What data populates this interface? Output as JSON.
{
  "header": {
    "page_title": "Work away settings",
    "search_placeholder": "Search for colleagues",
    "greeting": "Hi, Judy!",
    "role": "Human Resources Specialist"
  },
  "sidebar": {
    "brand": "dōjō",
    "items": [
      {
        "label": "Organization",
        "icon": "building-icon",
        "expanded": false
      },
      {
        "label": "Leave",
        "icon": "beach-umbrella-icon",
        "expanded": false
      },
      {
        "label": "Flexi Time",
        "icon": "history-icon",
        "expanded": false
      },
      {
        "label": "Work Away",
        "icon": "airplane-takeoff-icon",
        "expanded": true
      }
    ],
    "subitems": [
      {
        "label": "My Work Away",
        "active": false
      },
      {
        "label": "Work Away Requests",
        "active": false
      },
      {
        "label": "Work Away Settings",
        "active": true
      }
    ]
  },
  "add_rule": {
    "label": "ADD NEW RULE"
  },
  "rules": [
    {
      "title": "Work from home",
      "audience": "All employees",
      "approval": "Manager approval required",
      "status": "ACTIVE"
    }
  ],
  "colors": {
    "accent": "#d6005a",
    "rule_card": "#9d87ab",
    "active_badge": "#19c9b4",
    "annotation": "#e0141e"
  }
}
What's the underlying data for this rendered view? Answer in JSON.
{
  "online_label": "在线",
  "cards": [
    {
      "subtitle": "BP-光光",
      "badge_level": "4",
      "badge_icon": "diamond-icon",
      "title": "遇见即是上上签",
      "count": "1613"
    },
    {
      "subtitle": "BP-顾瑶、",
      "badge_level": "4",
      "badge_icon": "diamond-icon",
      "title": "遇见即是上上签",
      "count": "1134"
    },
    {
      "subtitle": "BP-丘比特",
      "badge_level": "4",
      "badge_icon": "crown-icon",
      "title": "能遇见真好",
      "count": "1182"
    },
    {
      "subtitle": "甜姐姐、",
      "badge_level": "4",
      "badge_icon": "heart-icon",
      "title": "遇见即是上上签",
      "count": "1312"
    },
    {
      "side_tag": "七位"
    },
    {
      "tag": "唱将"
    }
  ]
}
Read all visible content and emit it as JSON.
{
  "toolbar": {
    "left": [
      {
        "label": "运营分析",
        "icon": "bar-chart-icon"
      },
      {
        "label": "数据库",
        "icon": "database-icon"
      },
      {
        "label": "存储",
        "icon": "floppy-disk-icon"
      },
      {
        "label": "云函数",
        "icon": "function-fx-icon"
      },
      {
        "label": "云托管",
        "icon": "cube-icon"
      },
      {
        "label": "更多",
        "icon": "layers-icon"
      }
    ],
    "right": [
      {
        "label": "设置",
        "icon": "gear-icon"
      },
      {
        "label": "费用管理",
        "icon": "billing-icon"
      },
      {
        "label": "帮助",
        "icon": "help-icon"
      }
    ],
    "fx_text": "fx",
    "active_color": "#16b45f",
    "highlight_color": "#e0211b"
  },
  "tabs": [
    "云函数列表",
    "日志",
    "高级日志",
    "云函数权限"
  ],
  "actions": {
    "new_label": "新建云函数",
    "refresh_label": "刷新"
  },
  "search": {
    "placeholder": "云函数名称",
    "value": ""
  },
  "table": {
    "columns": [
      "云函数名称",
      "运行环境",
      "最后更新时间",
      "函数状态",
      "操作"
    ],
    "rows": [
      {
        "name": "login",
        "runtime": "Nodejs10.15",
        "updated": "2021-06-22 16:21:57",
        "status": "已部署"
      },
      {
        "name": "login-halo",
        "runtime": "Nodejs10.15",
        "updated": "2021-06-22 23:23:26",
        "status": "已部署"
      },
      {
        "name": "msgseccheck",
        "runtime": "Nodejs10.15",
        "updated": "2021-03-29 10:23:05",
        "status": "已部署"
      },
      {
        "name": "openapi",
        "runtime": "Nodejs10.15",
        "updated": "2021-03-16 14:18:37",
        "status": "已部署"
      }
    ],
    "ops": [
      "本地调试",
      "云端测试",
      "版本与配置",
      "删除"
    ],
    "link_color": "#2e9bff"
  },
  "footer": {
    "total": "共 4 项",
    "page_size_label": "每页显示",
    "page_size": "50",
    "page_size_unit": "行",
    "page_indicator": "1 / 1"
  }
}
========================
Write the listing out again, exactly as shown above.

What data populates this interface? Output as JSON.
{
  "header": {
    "page_title": "Work away settings",
    "search_placeholder": "Search for colleagues",
    "greeting": "Hi, Judy!",
    "role": "Human Resources Specialist"
  },
  "sidebar": {
    "brand": "dōjō",
    "items": [
      {
        "label": "Organization",
        "icon": "building-icon",
        "expanded": false
      },
      {
        "label": "Leave",
        "icon": "beach-umbrella-icon",
        "expanded": false
      },
      {
        "label": "Flexi Time",
        "icon": "history-icon",
        "expanded": false
      },
      {
        "label": "Work Away",
        "icon": "airplane-takeoff-icon",
        "expanded": true
      }
    ],
    "subitems": [
      {
        "label": "My Work Away",
        "active": false
      },
      {
        "label": "Work Away Requests",
        "active": false
      },
      {
        "label": "Work Away Settings",
        "active": true
      }
    ]
  },
  "add_rule": {
    "label": "ADD NEW RULE"
  },
  "rules": [
    {
      "title": "Work from home",
      "audience": "All employees",
      "approval": "Manager approval required",
      "status": "ACTIVE"
    }
  ],
  "colors": {
    "accent": "#d6005a",
    "rule_card": "#9d87ab",
    "active_badge": "#19c9b4",
    "annotation": "#e0141e"
  }
}
What's the underlying data for this rendered view? Answer in JSON.
{
  "online_label": "在线",
  "cards": [
    {
      "subtitle": "BP-光光",
      "badge_level": "4",
      "badge_icon": "diamond-icon",
      "title": "遇见即是上上签",
      "count": "1613"
    },
    {
      "subtitle": "BP-顾瑶、",
      "badge_level": "4",
      "badge_icon": "diamond-icon",
      "title": "遇见即是上上签",
      "count": "1134"
    },
    {
      "subtitle": "BP-丘比特",
      "badge_level": "4",
      "badge_icon": "crown-icon",
      "title": "能遇见真好",
      "count": "1182"
    },
    {
      "subtitle": "甜姐姐、",
      "badge_level": "4",
      "badge_icon": "heart-icon",
      "title": "遇见即是上上签",
      "count": "1312"
    },
    {
      "side_tag": "七位"
    },
    {
      "tag": "唱将"
    }
  ]
}
Read all visible content and emit it as JSON.
{
  "toolbar": {
    "left": [
      {
        "label": "运营分析",
        "icon": "bar-chart-icon"
      },
      {
        "label": "数据库",
        "icon": "database-icon"
      },
      {
        "label": "存储",
        "icon": "floppy-disk-icon"
      },
      {
        "label": "云函数",
        "icon": "function-fx-icon"
      },
      {
        "label": "云托管",
        "icon": "cube-icon"
      },
      {
        "label": "更多",
        "icon": "layers-icon"
      }
    ],
    "right": [
      {
        "label": "设置",
        "icon": "gear-icon"
      },
      {
        "label": "费用管理",
        "icon": "billing-icon"
      },
      {
        "label": "帮助",
        "icon": "help-icon"
      }
    ],
    "fx_text": "fx",
    "active_color": "#16b45f",
    "highlight_color": "#e0211b"
  },
  "tabs": [
    "云函数列表",
    "日志",
    "高级日志",
    "云函数权限"
  ],
  "actions": {
    "new_label": "新建云函数",
    "refresh_label": "刷新"
  },
  "search": {
    "placeholder": "云函数名称",
    "value": ""
  },
  "table": {
    "columns": [
      "云函数名称",
      "运行环境",
      "最后更新时间",
      "函数状态",
      "操作"
    ],
    "rows": [
      {
        "name": "login",
        "runtime": "Nodejs10.15",
        "updated": "2021-06-22 16:21:57",
        "status": "已部署"
      },
      {
        "name": "login-halo",
        "runtime": "Nodejs10.15",
        "updated": "2021-06-22 23:23:26",
        "status": "已部署"
      },
      {
        "name": "msgseccheck",
        "runtime": "Nodejs10.15",
        "updated": "2021-03-29 10:23:05",
        "status": "已部署"
      },
      {
        "name": "openapi",
        "runtime": "Nodejs10.15",
        "updated": "2021-03-16 14:18:37",
        "status": "已部署"
      }
    ],
    "ops": [
      "本地调试",
      "云端测试",
      "版本与配置",
      "删除"
    ],
    "link_color": "#2e9bff"
  },
  "footer": {
    "total": "共 4 项",
    "page_size_label": "每页显示",
    "page_size": "50",
    "page_size_unit": "行",
    "page_indicator": "1 / 1"
  }
}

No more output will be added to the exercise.